- [DIRECTIONS FOR THIS TASK]: Leave out the pictures and copy everything else in the entries exactly.

- [DATA PROVIDED]:
◆ ◆ ◆

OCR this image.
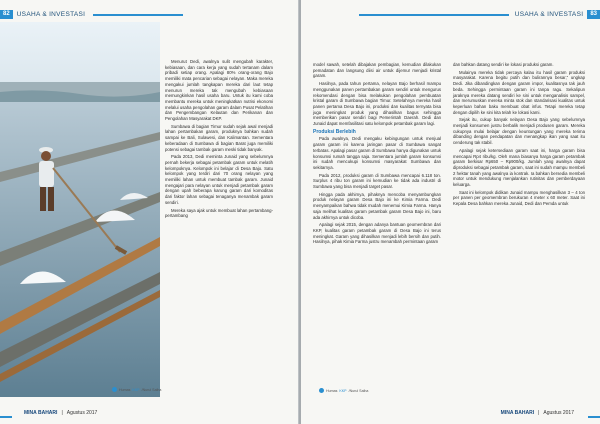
82	USAHA & INVESTASI
Humas KKP /Nurul Salha

Menurut Dedi, awalnya sulit mengubah karakter, kebiasaan, dan cara kerja yang sudah tertanam dalam pribadi setiap orang. Apalagi 80% orang-orang Bajo memiliki mata pencarian sebagai nelayan. Maka mereka mengakui jumlah tangkapan mereka dari laut tetap menurun mereka tak mengubah kebiasaan memungkinkan hasil usaha baru. Untuk itu kami coba membantu mereka untuk meningkatkan nutrisi ekonomi melalui usaha pengolahan garam dalam Pusat Pelatihan dan Pengembangan Kelautan dan Perikanan dan Pengolahan Masyarakat DKP.

Sumbawa di bagian Timur sudah sejak awal menjadi lahan pertambakan garam, produknya bahkan sudah sampai ke Bali, Sulawesi, dan Kalimantan. Sementara keberadaan di Sumbawa di bagian Barat juga memiliki potensi sebagai tambak garam meski tidak banyak.

Pada 2013, Dedi meminta Junaid yang sebelumnya pernah bekerja sebagai petambak garam untuk melatih kelompoknya. Kelompok ini belajar di Desa Bajo. Satu kelompok yang terdiri dari 70 orang nelayan yang memiliki lahan untuk membuat tambak garam. Junaid mengajari para nelayan untuk menjadi petambak garam dengan upah beberapa karung garam dari komoditas dari faktor lahan sebagai tenaganya menambak garam sendiri.

Mereka saya ajak untuk membuat lahan pertambang-pertambang

MINA BAHARI | Agustus 2017
USAHA & INVESTASI	83

model sawah, setelah dibajakan pembagian, kemudian dilakukan pemadatan dan langsung diisi air untuk dijemur menjadi kristal garam.

Hasilnya, pada tahun pertama, nelayan Bajo berhasil mampu menggunakan panen pertambakan garam sendiri untuk mengurus rekomendasi dengan bisa melakukan pengolahan pembuatan kristal garam di Sumbawa bagian Timur. Setelahnya mereka hasil panen pertama Desa Bajo ini, produksi dan kualitas ternyata bisa juga meningkat produk yang dihasilkan bagus sehingga memberikan pasar sendiri bagi Pemerintah Daerah. Dedi dan Junaid dapat memfasilitasi satu kelompok petambak garam lagi.

Produksi Berlebih

Pada awalnya, Dedi mengaku kebingungan untuk menjual garam garam ini karena jaringan pasar di Sumbawa sangat terbatas. Apalagi pasar garam di Sumbawa hanya digunakan untuk konsumsi rumah tangga saja. Sementara jumlah garam konsumsi ini sudah mencukupi konsumsi masyarakat Sumbawa dan sekitarnya.

Pada 2012, produksi garam di Sumbawa mencapai 6.118 ton. Surplus 4 ribu ton garam ini kemudian ke tidak ada industri di Sumbawa yang bisa menjadi target pasar.

Hingga pada akhirnya, pihaknya mencoba menyambungkan produk nelayan garam Desa Bajo ini ke Kimia Farma. Dedi menyampaikan bahwa tidak mudah menemui Kimia Farma. Hanya saja melihat kualitas garam petambak garam Desa Bajo ini, baru ada akhirnya untuk dicoba.

Apalagi sejak 2015, dengan adanya bantuan geomembran dari KKP, kualitas garam petambak garam di Desa Bajo ini terus meningkat. Garam yang dihasilkan menjadi lebih bersih dan putih. Hasilnya, pihak Kimia Farma justru menambah permintaan garam

dan bahkan datang sendiri ke lokasi produksi garam.

Mulainya mereka tidak percaya kalau itu hasil garam produksi masyarakat. Karena begitu putih dan bulirannya besar,” ungkap Dedi. Jika dibandingkan dengan garam impor, kualitasnya tak jauh beda. Sehingga permintaan garam ini tanpa ragu. Sekalipun jaraknya mereka datang sendiri ke sini untuk menganalisis sampel, dan merumuskan mereka minta stok dan standarisasi kualitas untuk keperluan bahan baku membuat obat infus. Tetapi mereka tetap dengan dipilih ke sini kita telah ke lokasi kami.

Sejak itu, cukup banyak nelayan Desa Bajo yang sebelumnya menjadi konsumen justru berbalik menjadi produsen garam. Mereka cukupnya mulai belajar dengan keuntungan yang mereka terima dibanding dengan pendapatan dan menangkap ikan yang saat itu cenderung tak stabil.

Apalagi sejak ketersediaan garam saat ini, harga garam bisa mencapai Rp4 ribu/kg. Oleh mana biasanya harga garam petambak garam berkisar Rp650 – Rp900/kg. Jumlah yang awalnya dapat diproduksi sebagai petambak garam, saat ini sudah mampu membeli 2 hektar tanah yang awalnya ia kontrak. Ia bahkan bersedia membeli motor untuk mendukung menjalankan rutinitas dan pemberdayaan keluarga.

Saat ini kelompok didikan Junaid mampu menghasilkan 3 – 4 ton per panen per geomembran berukuran 4 meter x 60 meter. Saat ini Kepala Desa bahkan mereka Junaid, Dedi dan Pemda untuk

Humas KKP /Nurul Salha
MINA BAHARI | Agustus 2017
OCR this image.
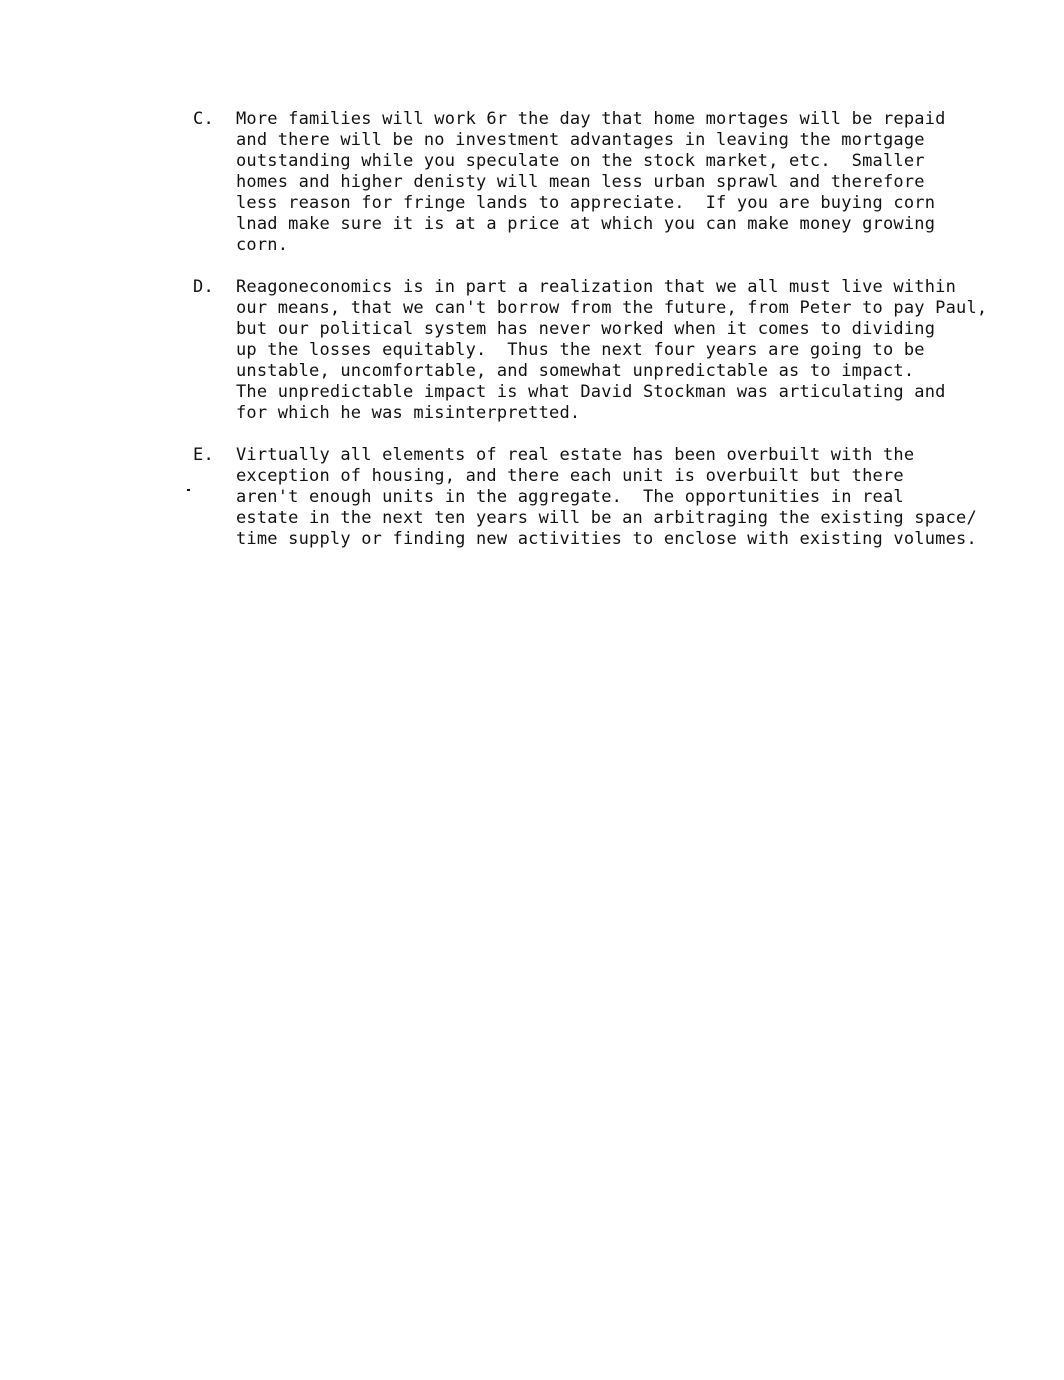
C. More families will work 6r the day that home mortages will be repaid
and there will be no investment advantages in leaving the mortgage
outstanding while you speculate on the stock market, etc.  Smaller
homes and higher denisty will mean less urban sprawl and therefore
less reason for fringe lands to appreciate.  If you are buying corn
lnad make sure it is at a price at which you can make money growing
corn.
D. Reagoneconomics is in part a realization that we all must live within
our means, that we can't borrow from the future, from Peter to pay Paul,
but our political system has never worked when it comes to dividing
up the losses equitably.  Thus the next four years are going to be
unstable, uncomfortable, and somewhat unpredictable as to impact.
The unpredictable impact is what David Stockman was articulating and
for which he was misinterpretted.
E. Virtually all elements of real estate has been overbuilt with the
exception of housing, and there each unit is overbuilt but there
aren't enough units in the aggregate.  The opportunities in real
estate in the next ten years will be an arbitraging the existing space/
time supply or finding new activities to enclose with existing volumes.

◆ ◆ ◆

- [COMPLETE RESPONSE]:
OCR this image.
82	USAHA & INVESTASI
Humas KKP /Nurul Salha

Menurut Dedi, awalnya sulit mengubah karakter, kebiasaan, dan cara kerja yang sudah tertanam dalam pribadi setiap orang. Apalagi 80% orang-orang Bajo memiliki mata pencarian sebagai nelayan. Maka mereka mengakui jumlah tangkapan mereka dari laut tetap menurun mereka tak mengubah kebiasaan memungkinkan hasil usaha baru. Untuk itu kami coba membantu mereka untuk meningkatkan nutrisi ekonomi melalui usaha pengolahan garam dalam Pusat Pelatihan dan Pengembangan Kelautan dan Perikanan dan Pengolahan Masyarakat DKP.

Sumbawa di bagian Timur sudah sejak awal menjadi lahan pertambakan garam, produknya bahkan sudah sampai ke Bali, Sulawesi, dan Kalimantan. Sementara keberadaan di Sumbawa di bagian Barat juga memiliki potensi sebagai tambak garam meski tidak banyak.

Pada 2013, Dedi meminta Junaid yang sebelumnya pernah bekerja sebagai petambak garam untuk melatih kelompoknya. Kelompok ini belajar di Desa Bajo. Satu kelompok yang terdiri dari 70 orang nelayan yang memiliki lahan untuk membuat tambak garam. Junaid mengajari para nelayan untuk menjadi petambak garam dengan upah beberapa karung garam dari komoditas dari faktor lahan sebagai tenaganya menambak garam sendiri.

Mereka saya ajak untuk membuat lahan pertambang-pertambang

MINA BAHARI | Agustus 2017
USAHA & INVESTASI	83

model sawah, setelah dibajakan pembagian, kemudian dilakukan pemadatan dan langsung diisi air untuk dijemur menjadi kristal garam.

Hasilnya, pada tahun pertama, nelayan Bajo berhasil mampu menggunakan panen pertambakan garam sendiri untuk mengurus rekomendasi dengan bisa melakukan pengolahan pembuatan kristal garam di Sumbawa bagian Timur. Setelahnya mereka hasil panen pertama Desa Bajo ini, produksi dan kualitas ternyata bisa juga meningkat produk yang dihasilkan bagus sehingga memberikan pasar sendiri bagi Pemerintah Daerah. Dedi dan Junaid dapat memfasilitasi satu kelompok petambak garam lagi.

Produksi Berlebih

Pada awalnya, Dedi mengaku kebingungan untuk menjual garam garam ini karena jaringan pasar di Sumbawa sangat terbatas. Apalagi pasar garam di Sumbawa hanya digunakan untuk konsumsi rumah tangga saja. Sementara jumlah garam konsumsi ini sudah mencukupi konsumsi masyarakat Sumbawa dan sekitarnya.

Pada 2012, produksi garam di Sumbawa mencapai 6.118 ton. Surplus 4 ribu ton garam ini kemudian ke tidak ada industri di Sumbawa yang bisa menjadi target pasar.

Hingga pada akhirnya, pihaknya mencoba menyambungkan produk nelayan garam Desa Bajo ini ke Kimia Farma. Dedi menyampaikan bahwa tidak mudah menemui Kimia Farma. Hanya saja melihat kualitas garam petambak garam Desa Bajo ini, baru ada akhirnya untuk dicoba.

Apalagi sejak 2015, dengan adanya bantuan geomembran dari KKP, kualitas garam petambak garam di Desa Bajo ini terus meningkat. Garam yang dihasilkan menjadi lebih bersih dan putih. Hasilnya, pihak Kimia Farma justru menambah permintaan garam

dan bahkan datang sendiri ke lokasi produksi garam.

Mulainya mereka tidak percaya kalau itu hasil garam produksi masyarakat. Karena begitu putih dan bulirannya besar,” ungkap Dedi. Jika dibandingkan dengan garam impor, kualitasnya tak jauh beda. Sehingga permintaan garam ini tanpa ragu. Sekalipun jaraknya mereka datang sendiri ke sini untuk menganalisis sampel, dan merumuskan mereka minta stok dan standarisasi kualitas untuk keperluan bahan baku membuat obat infus. Tetapi mereka tetap dengan dipilih ke sini kita telah ke lokasi kami.

Sejak itu, cukup banyak nelayan Desa Bajo yang sebelumnya menjadi konsumen justru berbalik menjadi produsen garam. Mereka cukupnya mulai belajar dengan keuntungan yang mereka terima dibanding dengan pendapatan dan menangkap ikan yang saat itu cenderung tak stabil.

Apalagi sejak ketersediaan garam saat ini, harga garam bisa mencapai Rp4 ribu/kg. Oleh mana biasanya harga garam petambak garam berkisar Rp650 – Rp900/kg. Jumlah yang awalnya dapat diproduksi sebagai petambak garam, saat ini sudah mampu membeli 2 hektar tanah yang awalnya ia kontrak. Ia bahkan bersedia membeli motor untuk mendukung menjalankan rutinitas dan pemberdayaan keluarga.

Saat ini kelompok didikan Junaid mampu menghasilkan 3 – 4 ton per panen per geomembran berukuran 4 meter x 60 meter. Saat ini Kepala Desa bahkan mereka Junaid, Dedi dan Pemda untuk

Humas KKP /Nurul Salha
MINA BAHARI | Agustus 2017
OCR this image.
C. More families will work 6r the day that home mortages will be repaid
and there will be no investment advantages in leaving the mortgage
outstanding while you speculate on the stock market, etc.  Smaller
homes and higher denisty will mean less urban sprawl and therefore
less reason for fringe lands to appreciate.  If you are buying corn
lnad make sure it is at a price at which you can make money growing
corn.
D. Reagoneconomics is in part a realization that we all must live within
our means, that we can't borrow from the future, from Peter to pay Paul,
but our political system has never worked when it comes to dividing
up the losses equitably.  Thus the next four years are going to be
unstable, uncomfortable, and somewhat unpredictable as to impact.
The unpredictable impact is what David Stockman was articulating and
for which he was misinterpretted.
E. Virtually all elements of real estate has been overbuilt with the
exception of housing, and there each unit is overbuilt but there
aren't enough units in the aggregate.  The opportunities in real
estate in the next ten years will be an arbitraging the existing space/
time supply or finding new activities to enclose with existing volumes.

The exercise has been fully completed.